====== Recorded information ======

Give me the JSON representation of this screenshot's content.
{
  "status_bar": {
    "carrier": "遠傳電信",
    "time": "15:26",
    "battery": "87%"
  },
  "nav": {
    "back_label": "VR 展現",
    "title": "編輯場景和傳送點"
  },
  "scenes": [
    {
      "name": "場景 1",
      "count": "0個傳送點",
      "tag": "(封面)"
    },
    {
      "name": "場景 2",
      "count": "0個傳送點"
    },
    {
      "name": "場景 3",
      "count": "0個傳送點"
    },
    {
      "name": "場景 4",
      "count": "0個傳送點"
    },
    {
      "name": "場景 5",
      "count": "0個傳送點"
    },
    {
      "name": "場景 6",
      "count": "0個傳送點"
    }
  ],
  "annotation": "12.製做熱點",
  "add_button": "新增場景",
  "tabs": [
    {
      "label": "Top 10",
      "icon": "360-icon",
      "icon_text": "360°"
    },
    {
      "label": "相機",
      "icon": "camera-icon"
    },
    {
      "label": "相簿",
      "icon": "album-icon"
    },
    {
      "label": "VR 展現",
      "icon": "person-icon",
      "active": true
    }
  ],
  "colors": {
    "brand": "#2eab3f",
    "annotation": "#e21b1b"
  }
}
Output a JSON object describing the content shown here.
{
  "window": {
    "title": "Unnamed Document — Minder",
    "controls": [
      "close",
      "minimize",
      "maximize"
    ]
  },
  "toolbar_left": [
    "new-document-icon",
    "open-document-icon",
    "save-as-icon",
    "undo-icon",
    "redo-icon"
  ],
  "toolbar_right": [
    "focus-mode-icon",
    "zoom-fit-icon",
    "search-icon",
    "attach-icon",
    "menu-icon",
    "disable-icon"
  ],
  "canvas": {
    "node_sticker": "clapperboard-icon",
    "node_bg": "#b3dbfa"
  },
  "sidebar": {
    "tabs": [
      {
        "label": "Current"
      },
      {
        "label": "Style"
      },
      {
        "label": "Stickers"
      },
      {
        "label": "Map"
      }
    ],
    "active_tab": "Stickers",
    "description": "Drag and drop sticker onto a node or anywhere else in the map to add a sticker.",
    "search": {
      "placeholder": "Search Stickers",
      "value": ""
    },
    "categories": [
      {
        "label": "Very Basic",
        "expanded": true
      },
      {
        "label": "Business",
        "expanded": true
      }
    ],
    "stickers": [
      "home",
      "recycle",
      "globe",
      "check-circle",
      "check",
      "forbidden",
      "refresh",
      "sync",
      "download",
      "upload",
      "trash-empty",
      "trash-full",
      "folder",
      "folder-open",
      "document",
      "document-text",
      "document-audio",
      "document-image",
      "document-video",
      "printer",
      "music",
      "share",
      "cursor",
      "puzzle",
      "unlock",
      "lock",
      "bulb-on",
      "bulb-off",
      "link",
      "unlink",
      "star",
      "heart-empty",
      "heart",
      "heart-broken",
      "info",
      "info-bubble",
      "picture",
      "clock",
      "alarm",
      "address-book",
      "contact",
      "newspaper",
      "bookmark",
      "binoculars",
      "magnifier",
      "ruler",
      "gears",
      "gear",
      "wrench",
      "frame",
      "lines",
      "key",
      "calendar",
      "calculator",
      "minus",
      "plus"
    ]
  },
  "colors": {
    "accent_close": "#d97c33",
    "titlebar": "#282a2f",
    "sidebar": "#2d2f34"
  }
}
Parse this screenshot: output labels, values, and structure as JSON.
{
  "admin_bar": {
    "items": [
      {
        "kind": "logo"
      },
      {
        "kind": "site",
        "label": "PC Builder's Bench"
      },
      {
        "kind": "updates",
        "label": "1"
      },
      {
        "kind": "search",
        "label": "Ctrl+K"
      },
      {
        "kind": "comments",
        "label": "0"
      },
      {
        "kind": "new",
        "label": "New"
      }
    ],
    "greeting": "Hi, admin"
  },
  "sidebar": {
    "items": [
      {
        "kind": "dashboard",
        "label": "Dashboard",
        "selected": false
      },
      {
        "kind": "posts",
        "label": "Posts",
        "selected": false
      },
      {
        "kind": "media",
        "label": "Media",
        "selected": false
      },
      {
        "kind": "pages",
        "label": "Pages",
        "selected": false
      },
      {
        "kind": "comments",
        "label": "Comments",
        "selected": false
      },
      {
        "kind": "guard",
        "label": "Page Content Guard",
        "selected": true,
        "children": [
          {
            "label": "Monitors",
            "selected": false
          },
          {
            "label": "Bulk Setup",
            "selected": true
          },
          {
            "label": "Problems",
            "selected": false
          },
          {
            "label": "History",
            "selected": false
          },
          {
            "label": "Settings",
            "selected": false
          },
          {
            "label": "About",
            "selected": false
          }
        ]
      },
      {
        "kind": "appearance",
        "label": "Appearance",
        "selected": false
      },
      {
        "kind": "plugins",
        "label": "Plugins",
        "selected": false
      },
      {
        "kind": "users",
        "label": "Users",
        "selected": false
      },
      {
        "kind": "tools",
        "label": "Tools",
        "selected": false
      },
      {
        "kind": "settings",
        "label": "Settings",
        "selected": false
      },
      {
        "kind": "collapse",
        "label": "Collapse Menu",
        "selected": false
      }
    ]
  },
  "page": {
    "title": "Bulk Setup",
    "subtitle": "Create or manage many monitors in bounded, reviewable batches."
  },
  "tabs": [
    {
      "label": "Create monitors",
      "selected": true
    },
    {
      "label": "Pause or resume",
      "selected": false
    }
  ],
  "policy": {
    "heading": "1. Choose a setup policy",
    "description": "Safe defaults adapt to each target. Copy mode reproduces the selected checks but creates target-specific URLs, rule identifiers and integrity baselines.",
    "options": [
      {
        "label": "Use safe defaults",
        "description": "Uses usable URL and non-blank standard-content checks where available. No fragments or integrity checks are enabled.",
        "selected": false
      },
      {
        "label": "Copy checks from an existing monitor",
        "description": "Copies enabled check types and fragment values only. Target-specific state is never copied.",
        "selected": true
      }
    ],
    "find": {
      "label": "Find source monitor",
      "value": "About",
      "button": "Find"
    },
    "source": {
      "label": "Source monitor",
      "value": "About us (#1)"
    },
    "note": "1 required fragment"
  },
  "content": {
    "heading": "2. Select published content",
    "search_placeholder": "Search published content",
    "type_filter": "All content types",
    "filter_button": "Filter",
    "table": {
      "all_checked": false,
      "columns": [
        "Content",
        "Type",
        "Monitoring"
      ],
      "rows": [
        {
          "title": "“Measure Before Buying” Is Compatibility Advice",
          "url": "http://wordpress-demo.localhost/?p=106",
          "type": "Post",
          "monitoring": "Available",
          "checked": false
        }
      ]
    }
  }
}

======

*Prompt*. Pick every line with "annotation" in it and copy it.

*Result*.
  "annotation": "12.製做熱點",
    "annotation": "#e21b1b"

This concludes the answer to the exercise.